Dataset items
%%

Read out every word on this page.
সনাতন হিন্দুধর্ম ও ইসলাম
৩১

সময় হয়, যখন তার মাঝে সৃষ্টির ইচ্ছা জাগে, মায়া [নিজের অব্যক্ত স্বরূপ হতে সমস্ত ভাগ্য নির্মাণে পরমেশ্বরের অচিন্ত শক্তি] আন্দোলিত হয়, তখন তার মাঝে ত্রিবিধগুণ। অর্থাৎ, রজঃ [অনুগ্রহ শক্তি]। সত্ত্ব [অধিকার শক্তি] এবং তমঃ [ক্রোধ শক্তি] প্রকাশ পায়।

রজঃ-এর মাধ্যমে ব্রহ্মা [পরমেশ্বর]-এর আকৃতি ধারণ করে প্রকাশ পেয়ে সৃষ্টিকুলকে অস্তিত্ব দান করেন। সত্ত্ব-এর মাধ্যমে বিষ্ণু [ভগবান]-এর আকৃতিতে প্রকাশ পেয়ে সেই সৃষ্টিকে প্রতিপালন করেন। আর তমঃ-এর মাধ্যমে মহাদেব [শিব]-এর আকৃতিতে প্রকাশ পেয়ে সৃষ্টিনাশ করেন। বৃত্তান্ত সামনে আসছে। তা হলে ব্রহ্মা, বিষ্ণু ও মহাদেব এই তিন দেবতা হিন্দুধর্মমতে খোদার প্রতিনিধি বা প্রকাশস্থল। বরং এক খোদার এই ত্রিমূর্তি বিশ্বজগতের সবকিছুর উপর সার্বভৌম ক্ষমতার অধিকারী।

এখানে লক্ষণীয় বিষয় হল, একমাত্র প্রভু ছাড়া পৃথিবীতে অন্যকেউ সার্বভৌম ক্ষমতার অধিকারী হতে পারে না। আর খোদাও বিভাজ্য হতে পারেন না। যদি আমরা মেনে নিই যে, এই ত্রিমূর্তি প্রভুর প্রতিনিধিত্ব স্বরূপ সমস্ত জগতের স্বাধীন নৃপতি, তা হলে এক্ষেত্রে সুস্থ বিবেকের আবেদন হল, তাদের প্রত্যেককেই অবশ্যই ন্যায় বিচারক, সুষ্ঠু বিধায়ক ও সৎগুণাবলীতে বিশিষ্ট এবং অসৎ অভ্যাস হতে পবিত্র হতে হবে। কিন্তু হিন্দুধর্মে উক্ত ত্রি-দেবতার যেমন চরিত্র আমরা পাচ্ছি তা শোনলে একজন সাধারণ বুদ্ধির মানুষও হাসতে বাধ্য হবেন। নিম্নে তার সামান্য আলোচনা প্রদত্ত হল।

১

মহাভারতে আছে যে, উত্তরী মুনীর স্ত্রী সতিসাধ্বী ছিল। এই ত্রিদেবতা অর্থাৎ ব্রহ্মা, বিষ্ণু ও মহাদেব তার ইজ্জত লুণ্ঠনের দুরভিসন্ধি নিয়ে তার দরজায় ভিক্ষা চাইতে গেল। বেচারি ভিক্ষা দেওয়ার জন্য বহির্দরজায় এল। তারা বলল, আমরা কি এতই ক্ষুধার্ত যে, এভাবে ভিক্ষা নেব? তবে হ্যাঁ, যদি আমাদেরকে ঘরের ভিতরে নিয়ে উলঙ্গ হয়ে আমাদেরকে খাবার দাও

%%

# [What is expected]
Reproduce the records word for word.

# [Result of the exercise]
Read out every word on this page.
সনাতন হিন্দুধর্ম ও ইসলাম
৩১

সময় হয়, যখন তার মাঝে সৃষ্টির ইচ্ছা জাগে, মায়া [নিজের অব্যক্ত স্বরূপ হতে সমস্ত ভাগ্য নির্মাণে পরমেশ্বরের অচিন্ত শক্তি] আন্দোলিত হয়, তখন তার মাঝে ত্রিবিধগুণ। অর্থাৎ, রজঃ [অনুগ্রহ শক্তি]। সত্ত্ব [অধিকার শক্তি] এবং তমঃ [ক্রোধ শক্তি] প্রকাশ পায়।

রজঃ-এর মাধ্যমে ব্রহ্মা [পরমেশ্বর]-এর আকৃতি ধারণ করে প্রকাশ পেয়ে সৃষ্টিকুলকে অস্তিত্ব দান করেন। সত্ত্ব-এর মাধ্যমে বিষ্ণু [ভগবান]-এর আকৃতিতে প্রকাশ পেয়ে সেই সৃষ্টিকে প্রতিপালন করেন। আর তমঃ-এর মাধ্যমে মহাদেব [শিব]-এর আকৃতিতে প্রকাশ পেয়ে সৃষ্টিনাশ করেন। বৃত্তান্ত সামনে আসছে। তা হলে ব্রহ্মা, বিষ্ণু ও মহাদেব এই তিন দেবতা হিন্দুধর্মমতে খোদার প্রতিনিধি বা প্রকাশস্থল। বরং এক খোদার এই ত্রিমূর্তি বিশ্বজগতের সবকিছুর উপর সার্বভৌম ক্ষমতার অধিকারী।

এখানে লক্ষণীয় বিষয় হল, একমাত্র প্রভু ছাড়া পৃথিবীতে অন্যকেউ সার্বভৌম ক্ষমতার অধিকারী হতে পারে না। আর খোদাও বিভাজ্য হতে পারেন না। যদি আমরা মেনে নিই যে, এই ত্রিমূর্তি প্রভুর প্রতিনিধিত্ব স্বরূপ সমস্ত জগতের স্বাধীন নৃপতি, তা হলে এক্ষেত্রে সুস্থ বিবেকের আবেদন হল, তাদের প্রত্যেককেই অবশ্যই ন্যায় বিচারক, সুষ্ঠু বিধায়ক ও সৎগুণাবলীতে বিশিষ্ট এবং অসৎ অভ্যাস হতে পবিত্র হতে হবে। কিন্তু হিন্দুধর্মে উক্ত ত্রি-দেবতার যেমন চরিত্র আমরা পাচ্ছি তা শোনলে একজন সাধারণ বুদ্ধির মানুষও হাসতে বাধ্য হবেন। নিম্নে তার সামান্য আলোচনা প্রদত্ত হল।

১

মহাভারতে আছে যে, উত্তরী মুনীর স্ত্রী সতিসাধ্বী ছিল। এই ত্রিদেবতা অর্থাৎ ব্রহ্মা, বিষ্ণু ও মহাদেব তার ইজ্জত লুণ্ঠনের দুরভিসন্ধি নিয়ে তার দরজায় ভিক্ষা চাইতে গেল। বেচারি ভিক্ষা দেওয়ার জন্য বহির্দরজায় এল। তারা বলল, আমরা কি এতই ক্ষুধার্ত যে, এভাবে ভিক্ষা নেব? তবে হ্যাঁ, যদি আমাদেরকে ঘরের ভিতরে নিয়ে উলঙ্গ হয়ে আমাদেরকে খাবার দাও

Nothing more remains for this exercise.